#### SET TASK:
Only lines holding the word "Rizky" should be copied from the material.

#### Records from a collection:
■ ■ ■ ■ ■

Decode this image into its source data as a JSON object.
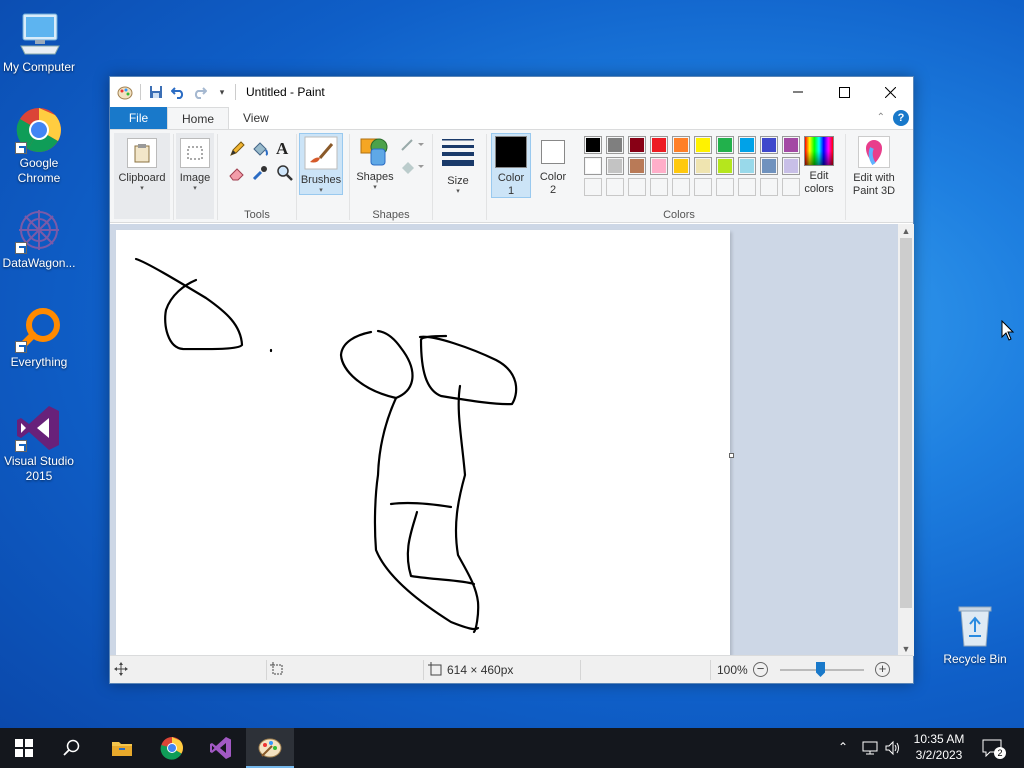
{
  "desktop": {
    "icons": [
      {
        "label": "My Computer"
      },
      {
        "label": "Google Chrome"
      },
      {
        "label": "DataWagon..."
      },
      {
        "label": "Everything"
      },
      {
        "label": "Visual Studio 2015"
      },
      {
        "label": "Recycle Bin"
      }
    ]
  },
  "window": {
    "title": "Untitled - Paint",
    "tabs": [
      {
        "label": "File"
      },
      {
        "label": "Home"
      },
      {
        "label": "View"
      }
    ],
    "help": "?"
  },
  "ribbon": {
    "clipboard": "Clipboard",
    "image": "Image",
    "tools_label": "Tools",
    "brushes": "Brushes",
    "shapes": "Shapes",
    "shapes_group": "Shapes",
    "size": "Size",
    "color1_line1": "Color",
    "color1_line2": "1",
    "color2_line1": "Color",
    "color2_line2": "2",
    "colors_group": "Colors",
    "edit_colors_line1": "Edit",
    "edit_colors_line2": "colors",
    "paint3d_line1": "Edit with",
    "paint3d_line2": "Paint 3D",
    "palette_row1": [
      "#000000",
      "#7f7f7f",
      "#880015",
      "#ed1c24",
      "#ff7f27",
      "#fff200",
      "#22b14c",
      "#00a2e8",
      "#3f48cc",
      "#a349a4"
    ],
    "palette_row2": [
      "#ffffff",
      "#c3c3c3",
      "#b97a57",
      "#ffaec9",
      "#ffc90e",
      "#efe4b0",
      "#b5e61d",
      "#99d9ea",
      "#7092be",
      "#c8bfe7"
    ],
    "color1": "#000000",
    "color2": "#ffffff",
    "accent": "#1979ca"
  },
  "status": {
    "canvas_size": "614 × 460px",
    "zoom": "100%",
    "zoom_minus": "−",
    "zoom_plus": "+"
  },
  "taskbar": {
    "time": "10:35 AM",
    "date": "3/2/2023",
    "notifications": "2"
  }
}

■ ■ ■ ■ ■

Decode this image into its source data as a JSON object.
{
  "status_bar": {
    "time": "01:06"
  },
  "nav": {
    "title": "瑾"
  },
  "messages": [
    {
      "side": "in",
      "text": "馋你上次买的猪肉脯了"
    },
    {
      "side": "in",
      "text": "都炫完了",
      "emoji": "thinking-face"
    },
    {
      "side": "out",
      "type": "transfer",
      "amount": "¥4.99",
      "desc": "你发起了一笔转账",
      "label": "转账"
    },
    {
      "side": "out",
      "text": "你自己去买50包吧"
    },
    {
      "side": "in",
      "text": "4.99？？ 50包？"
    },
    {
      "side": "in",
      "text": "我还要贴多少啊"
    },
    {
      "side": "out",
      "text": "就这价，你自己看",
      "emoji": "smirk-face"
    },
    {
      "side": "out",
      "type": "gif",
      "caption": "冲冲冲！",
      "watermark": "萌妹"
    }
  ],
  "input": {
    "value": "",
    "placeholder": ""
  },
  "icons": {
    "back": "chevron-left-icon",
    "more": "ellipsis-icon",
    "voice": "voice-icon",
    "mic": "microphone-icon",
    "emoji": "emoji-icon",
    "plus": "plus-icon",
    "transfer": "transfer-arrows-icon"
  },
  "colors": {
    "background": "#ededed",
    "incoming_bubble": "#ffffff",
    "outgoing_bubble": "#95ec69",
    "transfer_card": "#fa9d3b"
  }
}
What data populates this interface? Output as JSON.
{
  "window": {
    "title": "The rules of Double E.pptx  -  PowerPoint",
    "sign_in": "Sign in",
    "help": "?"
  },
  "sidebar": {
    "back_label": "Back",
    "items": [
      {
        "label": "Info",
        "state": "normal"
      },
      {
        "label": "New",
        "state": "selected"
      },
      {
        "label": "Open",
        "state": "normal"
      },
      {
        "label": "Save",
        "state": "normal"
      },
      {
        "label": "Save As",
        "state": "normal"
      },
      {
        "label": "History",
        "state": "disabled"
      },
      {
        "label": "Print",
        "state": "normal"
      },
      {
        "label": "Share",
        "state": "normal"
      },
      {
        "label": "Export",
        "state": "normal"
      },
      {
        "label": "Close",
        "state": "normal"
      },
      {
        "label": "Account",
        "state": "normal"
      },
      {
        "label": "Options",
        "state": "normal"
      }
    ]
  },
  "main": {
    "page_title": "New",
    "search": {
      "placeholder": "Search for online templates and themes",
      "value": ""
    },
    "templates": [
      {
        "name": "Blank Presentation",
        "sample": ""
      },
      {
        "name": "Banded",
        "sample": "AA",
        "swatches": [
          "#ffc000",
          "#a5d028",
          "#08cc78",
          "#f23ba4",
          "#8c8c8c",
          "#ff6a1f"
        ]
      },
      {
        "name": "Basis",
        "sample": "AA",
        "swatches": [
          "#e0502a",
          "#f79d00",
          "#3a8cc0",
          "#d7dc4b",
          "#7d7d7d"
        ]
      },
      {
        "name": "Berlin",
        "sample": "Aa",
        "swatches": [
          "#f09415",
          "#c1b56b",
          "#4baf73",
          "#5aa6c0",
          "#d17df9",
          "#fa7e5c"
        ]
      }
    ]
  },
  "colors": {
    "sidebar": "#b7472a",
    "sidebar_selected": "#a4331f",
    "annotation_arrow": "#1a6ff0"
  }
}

■ ■ ■ ■ ■

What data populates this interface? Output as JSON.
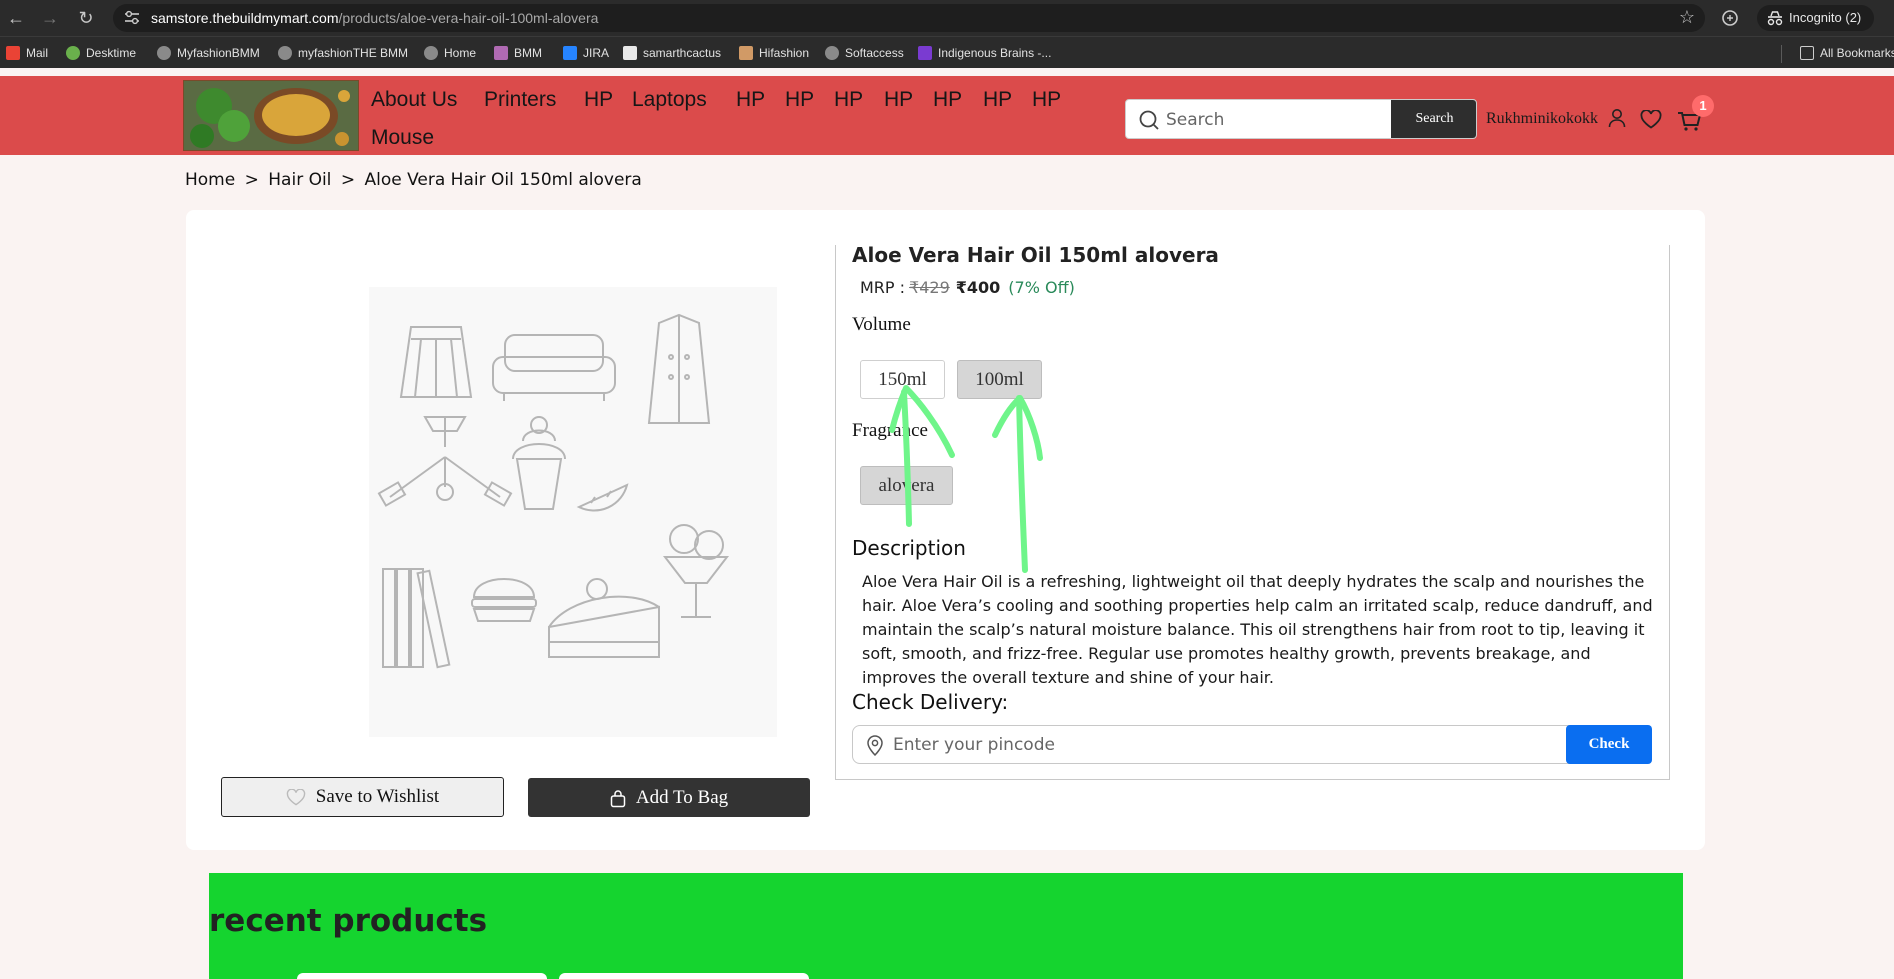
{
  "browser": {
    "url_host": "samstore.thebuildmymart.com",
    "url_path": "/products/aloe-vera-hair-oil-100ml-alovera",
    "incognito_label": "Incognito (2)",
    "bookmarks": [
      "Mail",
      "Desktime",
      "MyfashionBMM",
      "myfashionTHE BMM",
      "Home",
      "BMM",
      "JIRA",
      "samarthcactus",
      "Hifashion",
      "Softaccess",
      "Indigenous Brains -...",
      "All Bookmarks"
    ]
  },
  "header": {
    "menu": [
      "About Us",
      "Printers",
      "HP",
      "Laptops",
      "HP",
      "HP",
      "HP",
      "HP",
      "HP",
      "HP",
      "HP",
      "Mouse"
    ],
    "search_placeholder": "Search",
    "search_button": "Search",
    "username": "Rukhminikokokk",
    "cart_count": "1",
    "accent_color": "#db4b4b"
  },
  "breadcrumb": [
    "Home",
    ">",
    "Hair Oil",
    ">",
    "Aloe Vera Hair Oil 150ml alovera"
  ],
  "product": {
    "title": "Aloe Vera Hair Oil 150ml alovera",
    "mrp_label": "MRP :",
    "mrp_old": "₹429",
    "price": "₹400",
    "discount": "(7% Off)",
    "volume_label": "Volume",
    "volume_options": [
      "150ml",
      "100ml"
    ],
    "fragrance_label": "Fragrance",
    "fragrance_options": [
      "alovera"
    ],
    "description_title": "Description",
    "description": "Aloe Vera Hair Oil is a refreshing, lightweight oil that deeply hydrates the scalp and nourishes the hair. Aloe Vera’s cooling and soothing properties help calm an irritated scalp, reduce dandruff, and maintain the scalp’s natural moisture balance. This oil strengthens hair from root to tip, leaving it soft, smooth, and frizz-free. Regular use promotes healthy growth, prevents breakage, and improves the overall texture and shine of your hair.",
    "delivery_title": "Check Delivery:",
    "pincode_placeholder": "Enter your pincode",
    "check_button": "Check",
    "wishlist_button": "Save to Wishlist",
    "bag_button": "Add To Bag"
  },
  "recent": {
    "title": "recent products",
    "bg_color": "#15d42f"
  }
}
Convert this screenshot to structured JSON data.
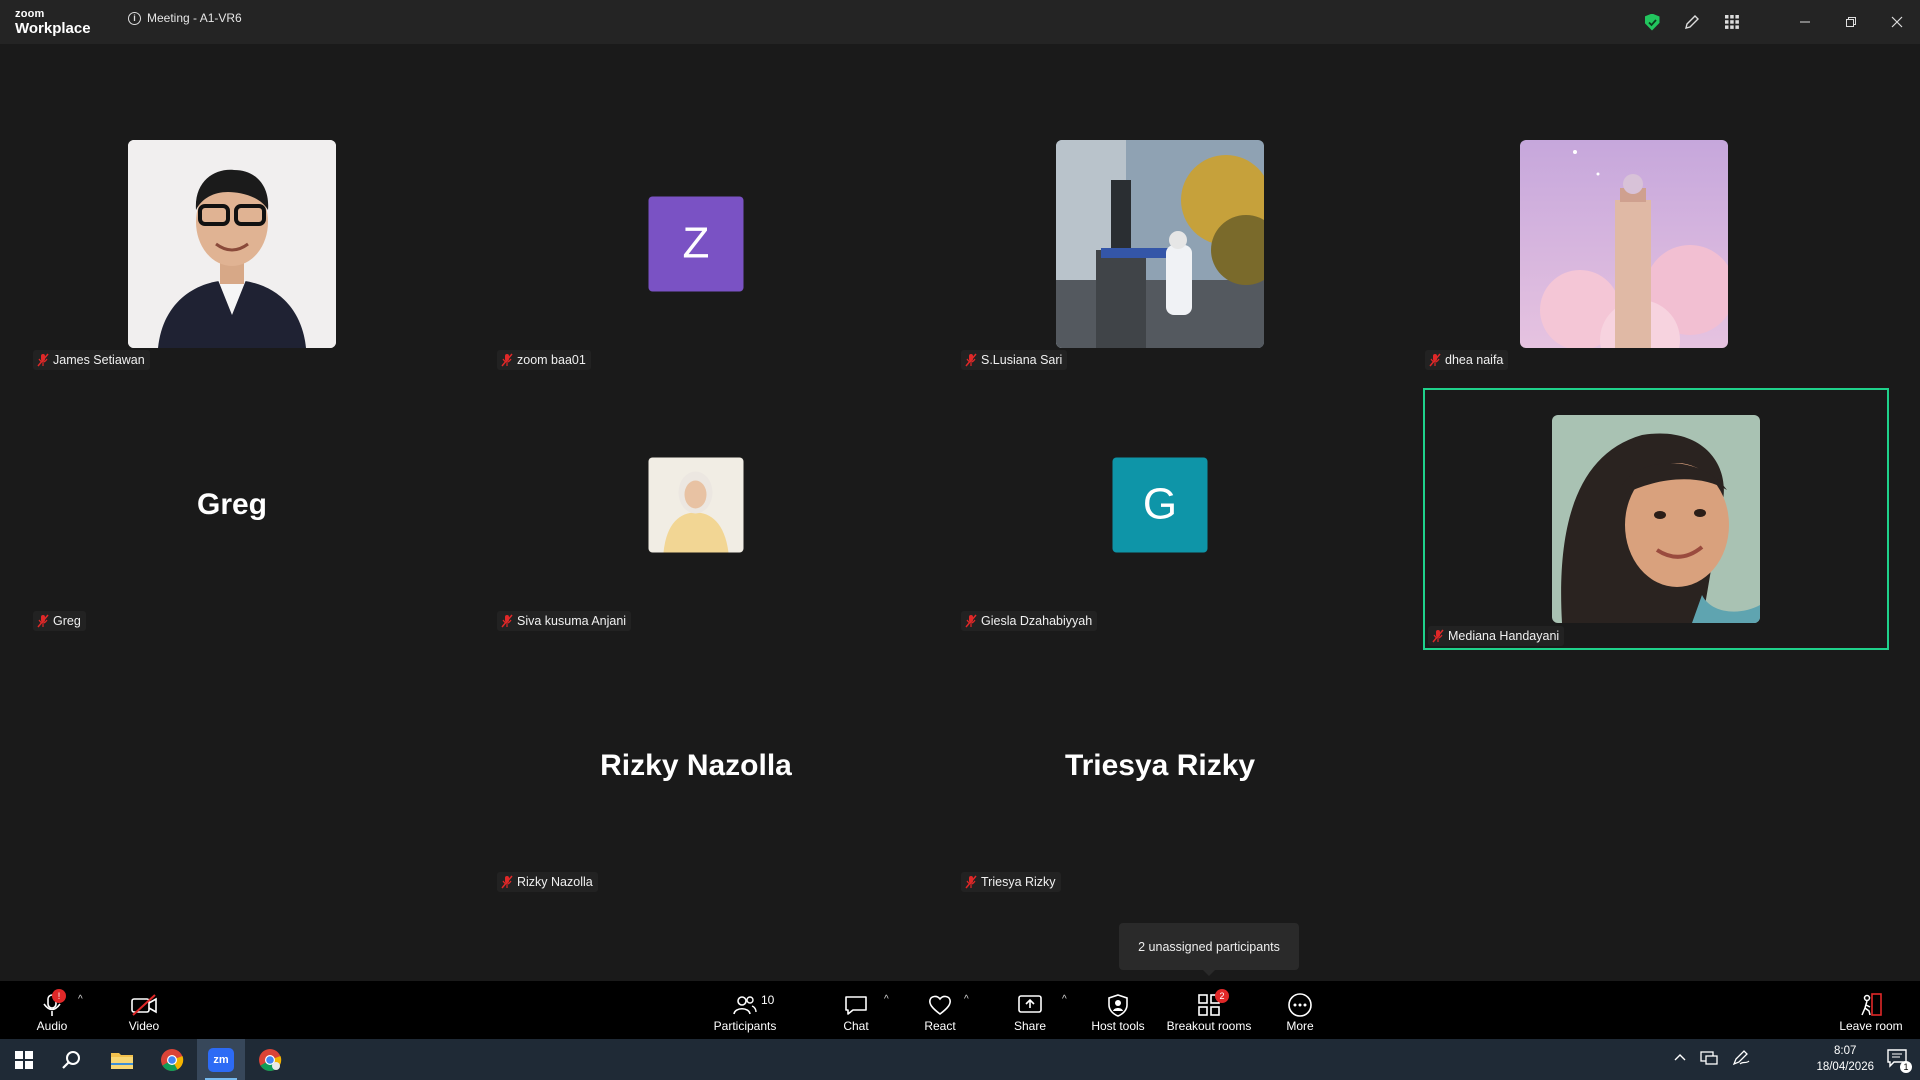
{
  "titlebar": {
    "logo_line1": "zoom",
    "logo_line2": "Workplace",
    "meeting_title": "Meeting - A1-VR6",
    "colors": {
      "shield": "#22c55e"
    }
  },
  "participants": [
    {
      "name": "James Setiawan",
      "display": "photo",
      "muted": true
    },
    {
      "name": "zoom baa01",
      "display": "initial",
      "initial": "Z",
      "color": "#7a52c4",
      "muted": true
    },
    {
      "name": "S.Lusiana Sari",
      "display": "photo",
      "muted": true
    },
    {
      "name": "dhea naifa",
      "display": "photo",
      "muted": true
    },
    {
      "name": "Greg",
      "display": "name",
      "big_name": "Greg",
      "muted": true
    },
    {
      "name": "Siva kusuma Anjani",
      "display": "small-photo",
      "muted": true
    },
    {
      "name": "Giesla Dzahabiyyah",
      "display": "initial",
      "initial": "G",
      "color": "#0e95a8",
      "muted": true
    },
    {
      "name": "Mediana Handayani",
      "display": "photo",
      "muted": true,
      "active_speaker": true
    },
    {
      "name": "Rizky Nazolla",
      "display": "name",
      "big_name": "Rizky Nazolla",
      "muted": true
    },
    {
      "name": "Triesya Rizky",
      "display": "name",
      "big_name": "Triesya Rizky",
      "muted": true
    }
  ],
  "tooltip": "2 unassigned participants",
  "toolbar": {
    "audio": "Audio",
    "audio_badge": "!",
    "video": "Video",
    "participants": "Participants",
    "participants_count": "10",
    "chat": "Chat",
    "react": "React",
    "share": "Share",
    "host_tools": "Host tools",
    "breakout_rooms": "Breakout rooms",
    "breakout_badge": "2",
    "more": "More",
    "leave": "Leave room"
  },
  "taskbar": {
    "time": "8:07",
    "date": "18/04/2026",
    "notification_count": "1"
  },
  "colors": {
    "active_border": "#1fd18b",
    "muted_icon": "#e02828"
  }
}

■ ■ ■ ■ ■

#### WRITTEN SOLUTION:
      "name": "Rizky Nazolla",
      "big_name": "Rizky Nazolla",
      "name": "Triesya Rizky",
      "big_name": "Triesya Rizky",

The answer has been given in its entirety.